:: Excerpted text

# Stopping reel sieze after dunking out wide..INFO



## Stealthfisha (Jul 21, 2009)

Ok....picked up my reel tonight to inspect it after an accidental dunking yesturday out fishing.....while out there within 15mins it TN started to sieze so I hit it with fresh water...it worked....tonight it was binding pretty bad...stripped quickly and washed and soaped right up then rinsed. ...all good after a liberal coating of lanox....smooth as silk...usually at this point I jam marine grease into the housing to act as a barrier to the main gearing etc...mostly works....

question.....
1. What do you do if you dunk out on the water
2. Do you pack your housings to limit water ingress?

Your thoughts please


----------



## dru (Dec 13, 2008)

I'm not technically minded. So I grab another rod. And book in a service once I get home.


----------



## eagle4031 (Jan 29, 2010)

Water then spray with inox


----------



## Stealthfisha (Jul 21, 2009)

eagle4031 said:


> Water then spray with inox


So you take inox out with you?


----------



## dru (Dec 13, 2008)

Wasn't going to say anything.

My view... There is only so much you can do to address the issue when you are inshore (this works for first aid as well by the way). Call it in, or use an alternative. After that it's what you do back on shore.


----------



## eagle4031 (Jan 29, 2010)

Stealthfisha said:


> eagle4031 said:
> 
> 
> > Water then spray with inox
> ...


Apologies - I misunderstood - I always wash and use inox after every trip


----------



## Stealthfisha (Jul 21, 2009)

Yep eagle and dru....misunderstanding.....im interested in thoughts on worse case....dunking of reel and slowly binding up with a full session offshore still to go....in the past ive packed the housing with no effect fdom water...so this does work....avoiding the salt is the key but was after some other ideas on preventive or reactionary measures whilst on the big blue...but thanks for your comments


----------



## vladimir (Jan 2, 2013)

i know nothing about dunkin reels but my guess would b saltaway


----------



## vladimir (Jan 2, 2013)

get a hair dresses spray bottle mix saltaway and take it with you while offshore and spray reels evey few hours it may do the trick ,just a suggestion


----------



## dru (Dec 13, 2008)

I can't imagine many situations where the reel won't be soaking in fresh that night. But in a camping trip where you are based at a spot for a while away from modern life, and you are at risk of dunking... Hmm might take some of that salt away in my next trip. Lanox is already there.

While on the water I just keep using it until it starts making grindy noises. After that the rod/reel gets retired. Until I get home.


----------



## Sthswell (Nov 20, 2013)

Is it ok to spray that inox all over the reel and line. I was going to post a question how people clean there gear then saw this post. Thanks


----------



## Dodge (Oct 12, 2005)

::::
:: Available data

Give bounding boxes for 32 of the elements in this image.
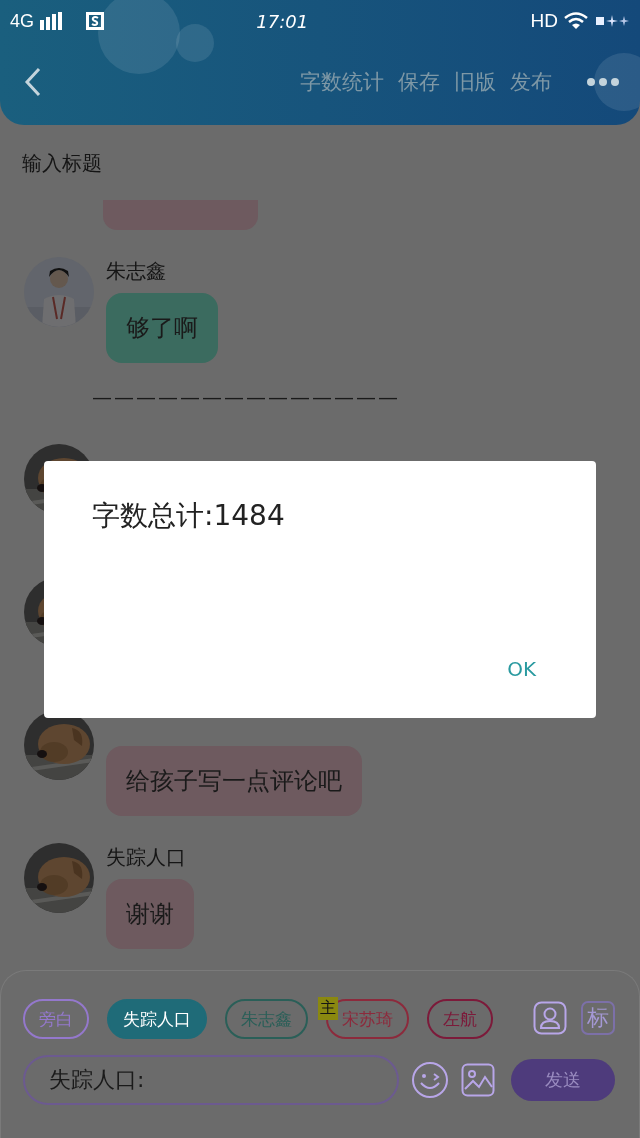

::::

- _Problem_: Give each distinct username that appears in a post header of the thread on reel seizing, together with the date shown beside it.

- _Correct result_:
- Stealthfisha (Jul 21, 2009)
- dru (Dec 13, 2008)
- eagle4031 (Jan 29, 2010)
- vladimir (Jan 2, 2013)
- Sthswell (Nov 20, 2013)
- Dodge (Oct 12, 2005)